___ DATA EXTRACT
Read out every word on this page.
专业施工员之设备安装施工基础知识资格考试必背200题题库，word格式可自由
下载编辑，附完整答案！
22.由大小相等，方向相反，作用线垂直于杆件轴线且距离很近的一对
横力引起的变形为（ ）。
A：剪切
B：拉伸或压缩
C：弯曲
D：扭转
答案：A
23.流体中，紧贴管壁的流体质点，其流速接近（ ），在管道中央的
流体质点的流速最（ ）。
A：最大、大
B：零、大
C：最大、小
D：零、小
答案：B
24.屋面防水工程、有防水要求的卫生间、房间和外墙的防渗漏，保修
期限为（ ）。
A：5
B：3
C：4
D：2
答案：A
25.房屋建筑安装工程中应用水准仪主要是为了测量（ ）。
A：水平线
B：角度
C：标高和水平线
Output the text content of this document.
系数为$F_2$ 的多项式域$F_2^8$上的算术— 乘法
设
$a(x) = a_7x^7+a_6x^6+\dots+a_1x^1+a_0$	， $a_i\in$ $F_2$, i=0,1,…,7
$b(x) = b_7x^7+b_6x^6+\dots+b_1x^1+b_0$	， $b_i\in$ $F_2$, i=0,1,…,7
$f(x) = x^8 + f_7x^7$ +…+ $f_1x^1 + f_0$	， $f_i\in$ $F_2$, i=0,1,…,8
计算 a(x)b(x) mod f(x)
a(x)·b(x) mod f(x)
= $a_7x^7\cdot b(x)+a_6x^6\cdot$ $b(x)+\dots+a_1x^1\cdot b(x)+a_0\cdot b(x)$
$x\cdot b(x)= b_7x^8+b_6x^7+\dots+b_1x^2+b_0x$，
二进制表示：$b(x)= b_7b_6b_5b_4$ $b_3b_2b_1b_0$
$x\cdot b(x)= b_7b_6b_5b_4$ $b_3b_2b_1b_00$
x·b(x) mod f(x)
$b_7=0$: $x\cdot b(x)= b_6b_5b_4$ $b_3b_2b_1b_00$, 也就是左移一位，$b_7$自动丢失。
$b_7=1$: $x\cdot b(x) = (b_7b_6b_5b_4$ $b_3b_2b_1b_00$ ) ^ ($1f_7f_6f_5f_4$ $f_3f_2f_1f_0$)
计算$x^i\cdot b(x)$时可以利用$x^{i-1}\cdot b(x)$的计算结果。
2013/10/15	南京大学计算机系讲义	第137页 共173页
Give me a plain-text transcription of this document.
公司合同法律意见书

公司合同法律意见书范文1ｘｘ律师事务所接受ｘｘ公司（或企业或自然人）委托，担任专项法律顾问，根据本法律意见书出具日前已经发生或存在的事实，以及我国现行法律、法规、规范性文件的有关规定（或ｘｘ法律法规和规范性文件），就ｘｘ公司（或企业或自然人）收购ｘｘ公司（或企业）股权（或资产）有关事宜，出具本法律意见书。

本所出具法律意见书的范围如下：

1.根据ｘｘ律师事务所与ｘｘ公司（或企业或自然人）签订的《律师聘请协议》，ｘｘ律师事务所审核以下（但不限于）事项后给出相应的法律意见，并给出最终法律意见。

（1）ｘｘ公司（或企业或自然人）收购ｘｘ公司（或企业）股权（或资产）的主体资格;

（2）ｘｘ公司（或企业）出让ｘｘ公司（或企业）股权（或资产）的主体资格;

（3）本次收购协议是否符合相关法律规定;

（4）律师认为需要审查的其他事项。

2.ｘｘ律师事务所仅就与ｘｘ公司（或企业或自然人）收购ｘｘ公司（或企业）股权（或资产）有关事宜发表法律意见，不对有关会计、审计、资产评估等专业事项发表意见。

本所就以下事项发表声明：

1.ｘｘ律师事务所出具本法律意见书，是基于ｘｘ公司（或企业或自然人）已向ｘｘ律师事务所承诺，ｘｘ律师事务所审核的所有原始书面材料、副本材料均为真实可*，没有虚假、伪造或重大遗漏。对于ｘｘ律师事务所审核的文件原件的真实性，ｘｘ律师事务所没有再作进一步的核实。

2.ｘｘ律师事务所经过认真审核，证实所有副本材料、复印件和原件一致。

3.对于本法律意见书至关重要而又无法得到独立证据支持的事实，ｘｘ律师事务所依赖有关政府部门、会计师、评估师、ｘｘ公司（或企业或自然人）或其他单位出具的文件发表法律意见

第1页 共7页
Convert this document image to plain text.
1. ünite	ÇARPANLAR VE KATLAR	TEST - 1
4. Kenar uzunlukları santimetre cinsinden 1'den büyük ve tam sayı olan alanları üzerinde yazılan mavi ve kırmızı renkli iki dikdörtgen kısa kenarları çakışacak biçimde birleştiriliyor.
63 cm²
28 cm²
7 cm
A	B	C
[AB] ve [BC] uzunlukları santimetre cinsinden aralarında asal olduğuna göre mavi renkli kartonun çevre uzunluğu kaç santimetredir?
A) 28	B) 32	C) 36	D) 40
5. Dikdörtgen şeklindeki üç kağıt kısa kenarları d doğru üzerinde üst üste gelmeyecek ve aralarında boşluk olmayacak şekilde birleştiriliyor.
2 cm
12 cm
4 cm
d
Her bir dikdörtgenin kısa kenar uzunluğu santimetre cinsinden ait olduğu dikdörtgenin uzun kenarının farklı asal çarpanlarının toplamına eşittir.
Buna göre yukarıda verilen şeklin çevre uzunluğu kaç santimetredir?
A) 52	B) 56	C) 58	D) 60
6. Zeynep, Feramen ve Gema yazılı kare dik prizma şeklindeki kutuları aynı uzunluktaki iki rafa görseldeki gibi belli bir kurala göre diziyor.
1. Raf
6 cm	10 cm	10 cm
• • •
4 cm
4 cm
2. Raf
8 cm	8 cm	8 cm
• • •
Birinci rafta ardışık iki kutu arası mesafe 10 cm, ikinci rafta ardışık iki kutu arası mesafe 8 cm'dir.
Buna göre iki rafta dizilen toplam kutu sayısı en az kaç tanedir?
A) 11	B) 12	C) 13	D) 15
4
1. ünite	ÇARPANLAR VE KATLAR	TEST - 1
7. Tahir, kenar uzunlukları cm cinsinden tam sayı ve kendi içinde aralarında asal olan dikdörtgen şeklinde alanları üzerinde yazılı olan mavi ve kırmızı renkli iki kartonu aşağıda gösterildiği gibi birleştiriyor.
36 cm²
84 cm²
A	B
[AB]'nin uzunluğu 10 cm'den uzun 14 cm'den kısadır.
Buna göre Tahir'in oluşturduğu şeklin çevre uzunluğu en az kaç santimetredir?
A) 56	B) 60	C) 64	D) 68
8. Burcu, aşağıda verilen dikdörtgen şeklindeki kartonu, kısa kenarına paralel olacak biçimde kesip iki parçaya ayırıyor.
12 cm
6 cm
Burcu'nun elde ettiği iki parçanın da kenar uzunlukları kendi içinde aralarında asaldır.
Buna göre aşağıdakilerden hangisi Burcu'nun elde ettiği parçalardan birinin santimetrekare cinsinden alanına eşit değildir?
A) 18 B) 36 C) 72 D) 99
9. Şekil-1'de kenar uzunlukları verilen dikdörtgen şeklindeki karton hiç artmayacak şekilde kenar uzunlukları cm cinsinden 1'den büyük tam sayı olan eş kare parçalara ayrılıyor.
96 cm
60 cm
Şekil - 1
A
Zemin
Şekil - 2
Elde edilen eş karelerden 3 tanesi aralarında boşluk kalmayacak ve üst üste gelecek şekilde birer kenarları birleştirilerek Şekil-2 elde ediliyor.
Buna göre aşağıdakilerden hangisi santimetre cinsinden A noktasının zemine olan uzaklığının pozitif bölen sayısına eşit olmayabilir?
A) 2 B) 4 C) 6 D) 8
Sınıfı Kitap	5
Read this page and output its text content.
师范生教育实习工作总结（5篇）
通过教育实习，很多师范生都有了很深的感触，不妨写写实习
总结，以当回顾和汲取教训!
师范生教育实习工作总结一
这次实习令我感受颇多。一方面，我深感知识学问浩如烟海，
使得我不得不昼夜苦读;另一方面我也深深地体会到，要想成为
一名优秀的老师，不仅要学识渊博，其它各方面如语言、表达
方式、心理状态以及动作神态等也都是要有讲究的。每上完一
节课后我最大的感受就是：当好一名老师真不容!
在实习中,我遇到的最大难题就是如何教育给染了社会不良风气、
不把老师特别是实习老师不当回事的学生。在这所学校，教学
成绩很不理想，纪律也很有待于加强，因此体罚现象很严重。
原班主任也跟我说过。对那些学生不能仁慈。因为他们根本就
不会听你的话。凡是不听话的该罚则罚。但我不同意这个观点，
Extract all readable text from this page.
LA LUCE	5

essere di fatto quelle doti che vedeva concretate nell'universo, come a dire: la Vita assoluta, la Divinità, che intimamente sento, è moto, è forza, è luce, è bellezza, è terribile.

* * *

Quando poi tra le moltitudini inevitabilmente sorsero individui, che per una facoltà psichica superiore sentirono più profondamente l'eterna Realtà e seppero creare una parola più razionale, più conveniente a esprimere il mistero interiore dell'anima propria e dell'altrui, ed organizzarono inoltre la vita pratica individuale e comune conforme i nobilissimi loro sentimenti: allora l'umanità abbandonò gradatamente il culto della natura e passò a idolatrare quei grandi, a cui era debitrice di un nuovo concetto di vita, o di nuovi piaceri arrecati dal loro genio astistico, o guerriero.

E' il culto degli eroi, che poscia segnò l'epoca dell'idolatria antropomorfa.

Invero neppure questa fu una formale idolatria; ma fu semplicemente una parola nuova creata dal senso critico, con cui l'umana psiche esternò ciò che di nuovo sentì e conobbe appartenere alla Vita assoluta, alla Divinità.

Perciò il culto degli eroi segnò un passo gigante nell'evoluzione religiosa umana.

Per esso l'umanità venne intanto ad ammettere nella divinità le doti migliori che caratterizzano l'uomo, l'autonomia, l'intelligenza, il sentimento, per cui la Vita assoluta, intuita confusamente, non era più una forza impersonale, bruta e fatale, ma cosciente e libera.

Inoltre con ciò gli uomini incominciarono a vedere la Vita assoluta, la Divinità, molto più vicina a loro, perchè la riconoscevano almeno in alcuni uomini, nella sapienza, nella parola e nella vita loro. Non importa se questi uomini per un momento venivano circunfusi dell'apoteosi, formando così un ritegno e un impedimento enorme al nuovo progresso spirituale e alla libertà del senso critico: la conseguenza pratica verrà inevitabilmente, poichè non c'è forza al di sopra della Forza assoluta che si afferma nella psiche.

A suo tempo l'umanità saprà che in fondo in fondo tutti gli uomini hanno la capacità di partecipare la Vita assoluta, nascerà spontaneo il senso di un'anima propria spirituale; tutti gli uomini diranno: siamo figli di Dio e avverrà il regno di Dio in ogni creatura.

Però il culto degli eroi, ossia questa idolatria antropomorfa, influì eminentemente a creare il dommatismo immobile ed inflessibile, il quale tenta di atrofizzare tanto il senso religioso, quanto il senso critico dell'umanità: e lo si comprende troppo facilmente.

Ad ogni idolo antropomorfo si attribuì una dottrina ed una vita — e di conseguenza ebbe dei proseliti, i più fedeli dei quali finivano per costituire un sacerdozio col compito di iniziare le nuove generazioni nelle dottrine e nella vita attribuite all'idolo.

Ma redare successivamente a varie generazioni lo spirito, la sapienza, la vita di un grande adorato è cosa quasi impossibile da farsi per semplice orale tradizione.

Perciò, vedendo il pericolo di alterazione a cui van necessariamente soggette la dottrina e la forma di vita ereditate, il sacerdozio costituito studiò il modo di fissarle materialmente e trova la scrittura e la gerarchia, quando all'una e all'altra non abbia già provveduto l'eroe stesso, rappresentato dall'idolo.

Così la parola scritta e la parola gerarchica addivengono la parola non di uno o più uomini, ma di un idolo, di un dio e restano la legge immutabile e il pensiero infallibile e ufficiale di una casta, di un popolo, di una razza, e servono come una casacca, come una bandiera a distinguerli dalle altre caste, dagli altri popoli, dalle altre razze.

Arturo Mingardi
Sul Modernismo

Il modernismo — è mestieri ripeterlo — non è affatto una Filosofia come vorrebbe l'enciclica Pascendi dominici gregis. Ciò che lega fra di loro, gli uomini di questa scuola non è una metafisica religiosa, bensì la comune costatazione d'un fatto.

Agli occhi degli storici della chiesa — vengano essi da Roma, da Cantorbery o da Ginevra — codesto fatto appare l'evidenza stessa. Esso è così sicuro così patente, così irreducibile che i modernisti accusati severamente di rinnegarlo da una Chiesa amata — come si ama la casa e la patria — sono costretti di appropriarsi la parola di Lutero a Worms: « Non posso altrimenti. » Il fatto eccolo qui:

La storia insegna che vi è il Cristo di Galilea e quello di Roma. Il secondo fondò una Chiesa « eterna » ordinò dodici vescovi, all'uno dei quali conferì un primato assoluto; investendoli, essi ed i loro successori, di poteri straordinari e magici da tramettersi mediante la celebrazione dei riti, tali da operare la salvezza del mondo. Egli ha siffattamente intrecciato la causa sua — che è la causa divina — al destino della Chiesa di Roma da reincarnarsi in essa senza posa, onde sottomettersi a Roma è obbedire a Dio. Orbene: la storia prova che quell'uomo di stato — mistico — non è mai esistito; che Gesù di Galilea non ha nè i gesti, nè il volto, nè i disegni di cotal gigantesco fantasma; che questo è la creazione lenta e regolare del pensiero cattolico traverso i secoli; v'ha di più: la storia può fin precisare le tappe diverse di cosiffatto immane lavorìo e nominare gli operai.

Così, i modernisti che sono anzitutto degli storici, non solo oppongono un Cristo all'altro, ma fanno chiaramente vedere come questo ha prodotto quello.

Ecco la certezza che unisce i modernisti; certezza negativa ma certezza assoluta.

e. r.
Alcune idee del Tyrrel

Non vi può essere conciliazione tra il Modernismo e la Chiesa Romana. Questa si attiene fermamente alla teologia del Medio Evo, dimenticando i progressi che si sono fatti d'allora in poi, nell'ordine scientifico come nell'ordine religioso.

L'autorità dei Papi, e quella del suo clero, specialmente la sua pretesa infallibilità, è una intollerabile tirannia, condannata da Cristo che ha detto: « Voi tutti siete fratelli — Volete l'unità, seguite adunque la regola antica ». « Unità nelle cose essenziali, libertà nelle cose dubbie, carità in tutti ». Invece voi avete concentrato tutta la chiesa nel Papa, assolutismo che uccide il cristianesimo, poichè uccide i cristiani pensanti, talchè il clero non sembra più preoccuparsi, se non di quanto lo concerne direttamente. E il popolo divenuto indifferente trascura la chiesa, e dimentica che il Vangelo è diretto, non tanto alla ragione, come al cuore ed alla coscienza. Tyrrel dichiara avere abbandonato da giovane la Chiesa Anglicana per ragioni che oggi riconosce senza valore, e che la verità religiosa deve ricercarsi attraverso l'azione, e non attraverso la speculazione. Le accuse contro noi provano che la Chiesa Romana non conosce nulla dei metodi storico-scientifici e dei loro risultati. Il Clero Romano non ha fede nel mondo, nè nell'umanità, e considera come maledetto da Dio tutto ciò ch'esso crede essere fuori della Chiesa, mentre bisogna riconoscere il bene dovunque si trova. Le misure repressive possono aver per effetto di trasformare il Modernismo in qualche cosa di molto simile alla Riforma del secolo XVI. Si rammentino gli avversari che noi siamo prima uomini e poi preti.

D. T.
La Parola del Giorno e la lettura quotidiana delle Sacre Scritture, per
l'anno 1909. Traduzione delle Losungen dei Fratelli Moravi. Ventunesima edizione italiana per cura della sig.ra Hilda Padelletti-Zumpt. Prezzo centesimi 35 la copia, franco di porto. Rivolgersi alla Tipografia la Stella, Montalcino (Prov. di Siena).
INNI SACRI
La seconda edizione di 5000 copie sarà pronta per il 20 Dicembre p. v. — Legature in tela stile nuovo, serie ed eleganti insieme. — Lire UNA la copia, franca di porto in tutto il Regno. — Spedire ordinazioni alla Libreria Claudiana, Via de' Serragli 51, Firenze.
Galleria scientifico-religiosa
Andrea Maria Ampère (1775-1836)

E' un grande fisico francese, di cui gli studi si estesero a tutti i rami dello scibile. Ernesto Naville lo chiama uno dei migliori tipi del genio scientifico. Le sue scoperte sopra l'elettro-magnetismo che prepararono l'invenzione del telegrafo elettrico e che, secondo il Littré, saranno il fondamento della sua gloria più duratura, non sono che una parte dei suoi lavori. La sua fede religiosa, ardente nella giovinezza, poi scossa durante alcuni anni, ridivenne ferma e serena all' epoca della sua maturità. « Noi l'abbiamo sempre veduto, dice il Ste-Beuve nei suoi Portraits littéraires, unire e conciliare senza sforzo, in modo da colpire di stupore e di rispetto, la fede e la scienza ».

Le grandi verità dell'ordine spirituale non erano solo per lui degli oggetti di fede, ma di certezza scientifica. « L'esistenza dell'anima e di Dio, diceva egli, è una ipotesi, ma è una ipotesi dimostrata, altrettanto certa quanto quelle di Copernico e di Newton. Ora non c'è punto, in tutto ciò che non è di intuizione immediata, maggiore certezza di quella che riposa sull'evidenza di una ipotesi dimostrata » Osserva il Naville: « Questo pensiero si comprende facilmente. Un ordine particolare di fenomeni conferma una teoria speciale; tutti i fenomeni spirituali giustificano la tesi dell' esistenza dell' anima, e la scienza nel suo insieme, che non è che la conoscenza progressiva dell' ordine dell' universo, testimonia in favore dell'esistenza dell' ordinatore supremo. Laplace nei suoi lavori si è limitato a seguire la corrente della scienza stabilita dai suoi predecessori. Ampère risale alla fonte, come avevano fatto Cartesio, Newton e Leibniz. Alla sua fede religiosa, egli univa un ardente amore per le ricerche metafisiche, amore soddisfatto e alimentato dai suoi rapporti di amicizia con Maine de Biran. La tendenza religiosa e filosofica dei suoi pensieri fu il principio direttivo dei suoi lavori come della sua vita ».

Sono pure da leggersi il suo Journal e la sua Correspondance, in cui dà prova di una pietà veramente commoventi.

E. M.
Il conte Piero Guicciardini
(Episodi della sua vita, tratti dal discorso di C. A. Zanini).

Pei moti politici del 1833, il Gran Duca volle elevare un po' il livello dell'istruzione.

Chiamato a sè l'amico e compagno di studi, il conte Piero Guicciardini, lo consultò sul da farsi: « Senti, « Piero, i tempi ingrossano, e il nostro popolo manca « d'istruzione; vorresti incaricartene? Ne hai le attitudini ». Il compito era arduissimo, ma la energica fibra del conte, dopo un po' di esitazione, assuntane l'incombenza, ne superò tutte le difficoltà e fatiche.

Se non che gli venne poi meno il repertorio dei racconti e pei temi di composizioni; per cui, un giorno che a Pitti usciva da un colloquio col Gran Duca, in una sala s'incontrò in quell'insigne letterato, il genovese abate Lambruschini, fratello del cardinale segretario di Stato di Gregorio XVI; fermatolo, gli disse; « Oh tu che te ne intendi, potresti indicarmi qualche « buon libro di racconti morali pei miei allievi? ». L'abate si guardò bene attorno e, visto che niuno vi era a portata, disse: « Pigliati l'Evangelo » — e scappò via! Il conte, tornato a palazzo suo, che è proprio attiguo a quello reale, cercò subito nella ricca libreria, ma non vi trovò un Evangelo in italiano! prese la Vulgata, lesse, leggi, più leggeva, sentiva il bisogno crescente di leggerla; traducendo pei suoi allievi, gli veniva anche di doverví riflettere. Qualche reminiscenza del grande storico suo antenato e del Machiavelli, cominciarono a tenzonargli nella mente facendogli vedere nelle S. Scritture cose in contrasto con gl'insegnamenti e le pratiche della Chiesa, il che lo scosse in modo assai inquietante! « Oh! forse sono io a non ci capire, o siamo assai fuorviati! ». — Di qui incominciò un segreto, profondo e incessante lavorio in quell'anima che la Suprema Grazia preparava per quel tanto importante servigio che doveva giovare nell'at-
______
WHAT IS REQUIRED — Pick out each line containing "modernisti" and report it.

EXERCISE OUTPUT —
Agli occhi degli storici della chiesa — vengano essi da Roma, da Cantorbery o da Ginevra — codesto fatto appare l'evidenza stessa. Esso è così sicuro così patente, così irreducibile che i modernisti accusati severamente di rinnegarlo da una Chiesa amata — come si ama la casa e la patria — sono costretti di appropriarsi la parola di Lutero a Worms: « Non posso altrimenti. » Il fatto eccolo qui:
Così, i modernisti che sono anzitutto degli storici, non solo oppongono un Cristo all'altro, ma fanno chiaramente vedere come questo ha prodotto quello.
Ecco la certezza che unisce i modernisti; certezza negativa ma certezza assoluta.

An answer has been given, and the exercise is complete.